_Exercise requirements_.
Draw out every line with the word "rotate" from the listing below.

Entries with figure data:
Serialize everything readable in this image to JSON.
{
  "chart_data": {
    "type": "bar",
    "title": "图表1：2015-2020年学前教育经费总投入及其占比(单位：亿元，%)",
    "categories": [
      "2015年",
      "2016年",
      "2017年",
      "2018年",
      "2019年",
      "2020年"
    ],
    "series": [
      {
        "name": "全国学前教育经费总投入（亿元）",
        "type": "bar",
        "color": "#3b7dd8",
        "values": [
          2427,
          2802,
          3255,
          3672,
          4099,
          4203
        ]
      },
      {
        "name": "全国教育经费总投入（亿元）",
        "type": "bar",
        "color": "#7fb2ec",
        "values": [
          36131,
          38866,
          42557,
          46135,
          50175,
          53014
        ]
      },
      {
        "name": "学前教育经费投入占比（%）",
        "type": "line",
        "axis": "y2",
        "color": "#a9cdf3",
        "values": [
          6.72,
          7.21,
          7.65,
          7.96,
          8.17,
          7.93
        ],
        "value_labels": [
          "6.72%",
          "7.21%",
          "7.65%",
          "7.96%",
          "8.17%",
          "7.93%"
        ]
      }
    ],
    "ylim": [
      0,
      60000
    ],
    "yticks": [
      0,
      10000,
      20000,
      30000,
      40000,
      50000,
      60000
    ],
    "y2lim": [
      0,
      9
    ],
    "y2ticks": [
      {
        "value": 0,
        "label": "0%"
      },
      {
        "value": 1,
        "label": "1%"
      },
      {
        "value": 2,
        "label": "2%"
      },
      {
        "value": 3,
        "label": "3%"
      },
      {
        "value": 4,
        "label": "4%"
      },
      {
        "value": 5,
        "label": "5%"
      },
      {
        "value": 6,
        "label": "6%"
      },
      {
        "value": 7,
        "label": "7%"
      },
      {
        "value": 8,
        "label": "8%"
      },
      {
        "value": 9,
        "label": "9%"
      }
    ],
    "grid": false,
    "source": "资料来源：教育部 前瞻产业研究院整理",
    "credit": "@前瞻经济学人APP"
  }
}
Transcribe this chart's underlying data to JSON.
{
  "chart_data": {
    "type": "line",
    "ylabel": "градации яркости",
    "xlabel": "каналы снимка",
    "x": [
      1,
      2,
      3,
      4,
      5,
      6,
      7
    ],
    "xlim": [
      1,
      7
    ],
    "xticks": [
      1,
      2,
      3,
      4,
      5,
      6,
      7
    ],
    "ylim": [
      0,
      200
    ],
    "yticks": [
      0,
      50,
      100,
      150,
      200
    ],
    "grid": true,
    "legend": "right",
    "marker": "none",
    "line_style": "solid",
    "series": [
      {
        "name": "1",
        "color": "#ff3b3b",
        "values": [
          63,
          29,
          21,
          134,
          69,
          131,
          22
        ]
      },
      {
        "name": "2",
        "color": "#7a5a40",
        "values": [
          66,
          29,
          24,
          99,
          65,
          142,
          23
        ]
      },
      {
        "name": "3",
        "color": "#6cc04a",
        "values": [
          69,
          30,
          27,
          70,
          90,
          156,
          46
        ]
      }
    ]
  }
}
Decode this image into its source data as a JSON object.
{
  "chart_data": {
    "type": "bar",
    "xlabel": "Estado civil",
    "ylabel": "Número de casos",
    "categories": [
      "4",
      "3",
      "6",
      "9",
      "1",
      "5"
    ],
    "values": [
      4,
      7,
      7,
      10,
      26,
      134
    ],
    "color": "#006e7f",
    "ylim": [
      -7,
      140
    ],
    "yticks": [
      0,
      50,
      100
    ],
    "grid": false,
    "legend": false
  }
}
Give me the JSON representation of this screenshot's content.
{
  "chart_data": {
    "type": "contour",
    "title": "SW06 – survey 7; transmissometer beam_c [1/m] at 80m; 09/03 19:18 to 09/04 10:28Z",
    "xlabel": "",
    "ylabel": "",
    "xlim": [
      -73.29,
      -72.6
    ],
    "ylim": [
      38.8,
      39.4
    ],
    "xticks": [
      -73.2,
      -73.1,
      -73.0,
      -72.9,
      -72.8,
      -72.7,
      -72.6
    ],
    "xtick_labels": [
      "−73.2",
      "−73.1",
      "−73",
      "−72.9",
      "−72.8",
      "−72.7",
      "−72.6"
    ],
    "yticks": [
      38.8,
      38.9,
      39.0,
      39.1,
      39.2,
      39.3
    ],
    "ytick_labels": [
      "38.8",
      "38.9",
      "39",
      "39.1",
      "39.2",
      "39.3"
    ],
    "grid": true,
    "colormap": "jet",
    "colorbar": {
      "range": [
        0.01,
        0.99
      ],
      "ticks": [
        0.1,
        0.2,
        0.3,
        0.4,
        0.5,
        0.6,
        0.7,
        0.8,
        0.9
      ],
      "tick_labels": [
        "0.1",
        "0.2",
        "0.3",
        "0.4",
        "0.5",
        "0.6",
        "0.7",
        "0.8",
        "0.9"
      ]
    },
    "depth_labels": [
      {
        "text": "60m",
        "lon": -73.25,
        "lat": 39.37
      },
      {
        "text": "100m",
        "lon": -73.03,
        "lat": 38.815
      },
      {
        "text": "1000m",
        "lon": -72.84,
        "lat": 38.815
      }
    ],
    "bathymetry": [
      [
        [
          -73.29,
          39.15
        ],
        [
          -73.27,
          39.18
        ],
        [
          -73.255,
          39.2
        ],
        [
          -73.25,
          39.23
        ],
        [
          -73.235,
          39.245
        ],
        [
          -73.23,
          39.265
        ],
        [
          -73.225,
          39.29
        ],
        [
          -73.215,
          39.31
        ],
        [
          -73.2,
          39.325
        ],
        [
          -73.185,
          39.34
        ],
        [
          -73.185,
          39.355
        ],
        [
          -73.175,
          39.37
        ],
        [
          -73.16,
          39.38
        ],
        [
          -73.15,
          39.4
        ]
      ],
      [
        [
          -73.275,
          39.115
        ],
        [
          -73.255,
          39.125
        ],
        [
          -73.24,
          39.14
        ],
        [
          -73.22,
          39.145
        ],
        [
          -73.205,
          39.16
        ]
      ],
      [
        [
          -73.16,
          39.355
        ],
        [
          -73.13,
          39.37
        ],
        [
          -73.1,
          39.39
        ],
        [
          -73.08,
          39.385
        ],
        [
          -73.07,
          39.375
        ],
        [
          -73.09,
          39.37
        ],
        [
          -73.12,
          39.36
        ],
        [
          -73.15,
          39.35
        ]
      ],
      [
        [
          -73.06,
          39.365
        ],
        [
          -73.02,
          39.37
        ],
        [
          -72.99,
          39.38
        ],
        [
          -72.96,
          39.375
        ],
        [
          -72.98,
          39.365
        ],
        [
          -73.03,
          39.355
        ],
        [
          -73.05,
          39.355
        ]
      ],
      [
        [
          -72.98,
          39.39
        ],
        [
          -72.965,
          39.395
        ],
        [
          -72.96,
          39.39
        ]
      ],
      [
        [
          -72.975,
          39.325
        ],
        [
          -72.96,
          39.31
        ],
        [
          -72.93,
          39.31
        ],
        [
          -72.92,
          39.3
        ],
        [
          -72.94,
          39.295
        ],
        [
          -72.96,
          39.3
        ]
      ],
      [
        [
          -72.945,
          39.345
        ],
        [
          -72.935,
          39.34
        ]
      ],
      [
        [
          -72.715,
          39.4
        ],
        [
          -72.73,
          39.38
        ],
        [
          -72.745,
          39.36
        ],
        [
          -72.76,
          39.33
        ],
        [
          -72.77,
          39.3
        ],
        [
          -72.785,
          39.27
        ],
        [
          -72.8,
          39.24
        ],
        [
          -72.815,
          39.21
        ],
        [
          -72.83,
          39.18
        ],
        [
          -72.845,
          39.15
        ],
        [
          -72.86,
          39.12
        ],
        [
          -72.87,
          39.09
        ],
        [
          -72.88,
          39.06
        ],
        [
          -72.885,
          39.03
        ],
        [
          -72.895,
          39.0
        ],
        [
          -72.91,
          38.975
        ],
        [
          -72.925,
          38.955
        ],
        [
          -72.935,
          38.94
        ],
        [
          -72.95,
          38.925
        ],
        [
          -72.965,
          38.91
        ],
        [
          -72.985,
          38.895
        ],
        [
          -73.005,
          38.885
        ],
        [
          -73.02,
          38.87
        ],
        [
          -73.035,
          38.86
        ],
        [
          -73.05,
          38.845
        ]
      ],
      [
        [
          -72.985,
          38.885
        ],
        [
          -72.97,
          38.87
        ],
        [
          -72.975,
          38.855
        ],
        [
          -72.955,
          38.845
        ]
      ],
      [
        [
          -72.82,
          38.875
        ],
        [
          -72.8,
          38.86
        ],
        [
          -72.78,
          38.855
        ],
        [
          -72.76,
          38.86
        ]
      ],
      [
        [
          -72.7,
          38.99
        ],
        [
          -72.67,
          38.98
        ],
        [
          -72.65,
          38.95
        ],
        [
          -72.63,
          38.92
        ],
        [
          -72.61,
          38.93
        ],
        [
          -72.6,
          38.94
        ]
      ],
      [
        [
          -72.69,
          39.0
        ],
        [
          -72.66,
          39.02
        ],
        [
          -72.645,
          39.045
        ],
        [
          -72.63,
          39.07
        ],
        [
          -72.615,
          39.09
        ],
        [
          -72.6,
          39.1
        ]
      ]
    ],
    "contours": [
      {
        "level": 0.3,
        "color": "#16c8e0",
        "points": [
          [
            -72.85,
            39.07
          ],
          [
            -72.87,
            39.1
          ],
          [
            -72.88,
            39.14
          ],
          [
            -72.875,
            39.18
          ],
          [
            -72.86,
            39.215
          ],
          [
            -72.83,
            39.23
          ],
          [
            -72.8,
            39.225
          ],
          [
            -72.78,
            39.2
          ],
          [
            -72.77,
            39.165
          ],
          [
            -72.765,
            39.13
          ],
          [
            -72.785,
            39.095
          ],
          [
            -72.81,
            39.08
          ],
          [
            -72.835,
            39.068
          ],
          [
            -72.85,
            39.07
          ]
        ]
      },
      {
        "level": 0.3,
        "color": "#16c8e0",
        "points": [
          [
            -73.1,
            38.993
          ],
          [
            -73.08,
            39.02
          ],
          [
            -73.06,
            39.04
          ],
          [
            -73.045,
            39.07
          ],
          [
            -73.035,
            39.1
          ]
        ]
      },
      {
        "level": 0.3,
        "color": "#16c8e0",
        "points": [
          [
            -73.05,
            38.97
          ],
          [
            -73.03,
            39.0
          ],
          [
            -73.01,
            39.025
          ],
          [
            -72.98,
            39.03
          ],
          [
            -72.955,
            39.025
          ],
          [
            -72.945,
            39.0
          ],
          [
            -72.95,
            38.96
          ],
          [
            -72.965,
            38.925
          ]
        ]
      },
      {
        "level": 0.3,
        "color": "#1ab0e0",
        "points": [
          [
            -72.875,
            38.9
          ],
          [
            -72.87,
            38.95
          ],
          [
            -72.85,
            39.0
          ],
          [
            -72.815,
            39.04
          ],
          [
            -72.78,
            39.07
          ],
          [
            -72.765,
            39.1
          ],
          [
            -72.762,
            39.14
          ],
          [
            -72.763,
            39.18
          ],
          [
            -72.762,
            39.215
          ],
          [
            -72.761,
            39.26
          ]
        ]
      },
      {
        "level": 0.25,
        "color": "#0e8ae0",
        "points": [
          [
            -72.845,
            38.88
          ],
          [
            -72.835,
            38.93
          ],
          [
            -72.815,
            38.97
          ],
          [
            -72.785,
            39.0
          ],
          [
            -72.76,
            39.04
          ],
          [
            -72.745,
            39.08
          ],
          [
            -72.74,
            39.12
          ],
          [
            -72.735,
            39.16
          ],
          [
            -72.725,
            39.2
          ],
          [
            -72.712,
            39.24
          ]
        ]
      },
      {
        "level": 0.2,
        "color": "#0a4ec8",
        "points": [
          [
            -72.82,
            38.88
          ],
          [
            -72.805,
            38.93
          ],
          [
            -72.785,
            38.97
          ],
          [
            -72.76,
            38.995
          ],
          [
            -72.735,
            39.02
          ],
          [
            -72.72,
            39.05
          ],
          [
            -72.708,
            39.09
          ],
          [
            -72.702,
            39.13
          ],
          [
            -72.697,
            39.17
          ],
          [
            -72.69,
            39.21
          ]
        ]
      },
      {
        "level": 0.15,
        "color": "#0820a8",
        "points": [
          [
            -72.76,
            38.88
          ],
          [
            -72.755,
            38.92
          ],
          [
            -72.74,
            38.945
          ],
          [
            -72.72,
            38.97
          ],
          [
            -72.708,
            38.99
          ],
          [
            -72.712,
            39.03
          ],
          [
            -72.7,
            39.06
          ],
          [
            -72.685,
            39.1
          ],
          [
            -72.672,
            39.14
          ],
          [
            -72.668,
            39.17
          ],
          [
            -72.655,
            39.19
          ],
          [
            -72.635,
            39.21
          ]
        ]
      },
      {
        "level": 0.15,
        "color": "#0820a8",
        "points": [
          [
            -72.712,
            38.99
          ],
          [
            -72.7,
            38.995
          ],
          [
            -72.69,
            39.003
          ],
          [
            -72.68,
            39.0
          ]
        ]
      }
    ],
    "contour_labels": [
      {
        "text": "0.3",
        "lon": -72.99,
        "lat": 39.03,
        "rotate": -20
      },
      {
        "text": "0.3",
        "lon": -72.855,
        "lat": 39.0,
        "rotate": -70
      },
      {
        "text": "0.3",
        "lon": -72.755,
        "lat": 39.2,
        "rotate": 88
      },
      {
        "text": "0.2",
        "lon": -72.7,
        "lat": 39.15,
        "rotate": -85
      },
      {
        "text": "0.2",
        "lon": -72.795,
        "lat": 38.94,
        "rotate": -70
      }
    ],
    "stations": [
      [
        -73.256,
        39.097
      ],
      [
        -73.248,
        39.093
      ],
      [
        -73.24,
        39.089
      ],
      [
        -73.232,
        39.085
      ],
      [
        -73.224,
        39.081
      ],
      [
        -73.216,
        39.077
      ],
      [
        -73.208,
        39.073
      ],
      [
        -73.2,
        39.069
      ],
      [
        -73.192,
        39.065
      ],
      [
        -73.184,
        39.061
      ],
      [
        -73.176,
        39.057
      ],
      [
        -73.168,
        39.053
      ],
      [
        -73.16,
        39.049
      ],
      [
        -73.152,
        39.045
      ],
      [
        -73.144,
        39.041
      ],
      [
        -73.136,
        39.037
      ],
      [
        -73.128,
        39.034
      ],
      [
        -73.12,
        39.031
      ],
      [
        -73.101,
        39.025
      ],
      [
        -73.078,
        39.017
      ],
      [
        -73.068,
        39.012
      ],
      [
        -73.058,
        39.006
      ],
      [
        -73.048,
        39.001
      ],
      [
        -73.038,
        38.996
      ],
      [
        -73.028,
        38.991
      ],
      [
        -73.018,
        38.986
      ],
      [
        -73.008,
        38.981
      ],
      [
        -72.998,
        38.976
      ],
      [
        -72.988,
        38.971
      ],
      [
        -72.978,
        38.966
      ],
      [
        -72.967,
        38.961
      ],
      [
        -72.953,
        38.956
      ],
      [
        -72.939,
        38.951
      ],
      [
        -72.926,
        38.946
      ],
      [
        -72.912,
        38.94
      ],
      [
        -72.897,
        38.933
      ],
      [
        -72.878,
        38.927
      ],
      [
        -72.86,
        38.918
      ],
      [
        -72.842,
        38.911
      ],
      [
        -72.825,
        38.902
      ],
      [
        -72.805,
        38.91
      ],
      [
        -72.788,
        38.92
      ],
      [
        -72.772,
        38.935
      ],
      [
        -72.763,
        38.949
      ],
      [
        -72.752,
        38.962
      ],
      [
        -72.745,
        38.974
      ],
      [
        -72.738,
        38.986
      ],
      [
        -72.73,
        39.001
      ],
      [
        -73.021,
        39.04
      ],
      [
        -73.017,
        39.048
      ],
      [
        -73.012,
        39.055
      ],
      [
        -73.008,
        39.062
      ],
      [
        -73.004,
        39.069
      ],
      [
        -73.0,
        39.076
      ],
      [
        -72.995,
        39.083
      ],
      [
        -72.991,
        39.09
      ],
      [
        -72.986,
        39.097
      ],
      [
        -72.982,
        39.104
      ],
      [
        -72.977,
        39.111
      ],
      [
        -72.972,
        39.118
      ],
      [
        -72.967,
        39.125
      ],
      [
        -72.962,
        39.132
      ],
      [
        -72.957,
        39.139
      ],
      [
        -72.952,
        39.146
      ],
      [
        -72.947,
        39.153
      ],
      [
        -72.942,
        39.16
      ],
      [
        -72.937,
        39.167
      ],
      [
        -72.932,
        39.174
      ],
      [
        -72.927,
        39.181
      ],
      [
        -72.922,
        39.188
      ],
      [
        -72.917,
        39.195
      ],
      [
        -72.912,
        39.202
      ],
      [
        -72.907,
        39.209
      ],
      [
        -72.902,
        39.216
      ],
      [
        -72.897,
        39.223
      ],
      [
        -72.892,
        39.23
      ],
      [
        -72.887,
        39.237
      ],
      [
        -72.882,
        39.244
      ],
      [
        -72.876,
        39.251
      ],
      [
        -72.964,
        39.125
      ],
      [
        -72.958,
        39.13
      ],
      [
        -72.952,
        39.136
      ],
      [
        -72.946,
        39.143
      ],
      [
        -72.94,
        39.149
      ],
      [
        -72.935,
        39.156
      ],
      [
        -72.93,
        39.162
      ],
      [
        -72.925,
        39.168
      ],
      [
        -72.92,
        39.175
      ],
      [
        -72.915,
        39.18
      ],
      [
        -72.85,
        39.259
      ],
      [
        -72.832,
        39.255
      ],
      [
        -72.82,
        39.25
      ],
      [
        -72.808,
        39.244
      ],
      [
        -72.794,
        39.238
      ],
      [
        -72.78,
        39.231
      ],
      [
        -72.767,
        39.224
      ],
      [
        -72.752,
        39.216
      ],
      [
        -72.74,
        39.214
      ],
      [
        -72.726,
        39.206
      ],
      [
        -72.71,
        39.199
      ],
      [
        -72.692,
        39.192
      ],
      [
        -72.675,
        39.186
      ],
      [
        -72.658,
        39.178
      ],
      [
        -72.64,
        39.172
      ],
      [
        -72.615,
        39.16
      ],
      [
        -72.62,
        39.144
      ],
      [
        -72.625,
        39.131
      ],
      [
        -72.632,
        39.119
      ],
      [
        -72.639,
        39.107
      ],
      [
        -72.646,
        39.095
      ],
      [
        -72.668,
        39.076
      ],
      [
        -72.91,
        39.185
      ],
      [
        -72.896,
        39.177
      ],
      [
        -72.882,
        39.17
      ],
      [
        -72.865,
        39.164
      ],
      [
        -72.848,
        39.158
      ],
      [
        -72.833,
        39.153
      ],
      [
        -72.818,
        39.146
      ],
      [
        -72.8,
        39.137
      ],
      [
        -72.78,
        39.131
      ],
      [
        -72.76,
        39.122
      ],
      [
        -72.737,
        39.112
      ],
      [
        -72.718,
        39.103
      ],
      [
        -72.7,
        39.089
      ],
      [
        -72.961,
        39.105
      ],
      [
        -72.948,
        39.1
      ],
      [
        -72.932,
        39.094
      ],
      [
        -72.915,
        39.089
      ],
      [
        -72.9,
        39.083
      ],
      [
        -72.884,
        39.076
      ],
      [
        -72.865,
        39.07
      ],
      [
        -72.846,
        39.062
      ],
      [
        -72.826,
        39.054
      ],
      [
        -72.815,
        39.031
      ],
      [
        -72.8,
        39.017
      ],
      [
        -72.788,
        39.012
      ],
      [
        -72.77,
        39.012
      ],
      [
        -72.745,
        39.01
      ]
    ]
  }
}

_Written solution_.
        "rotate": -20
        "rotate": -70
        "rotate": 88
        "rotate": -85
        "rotate": -70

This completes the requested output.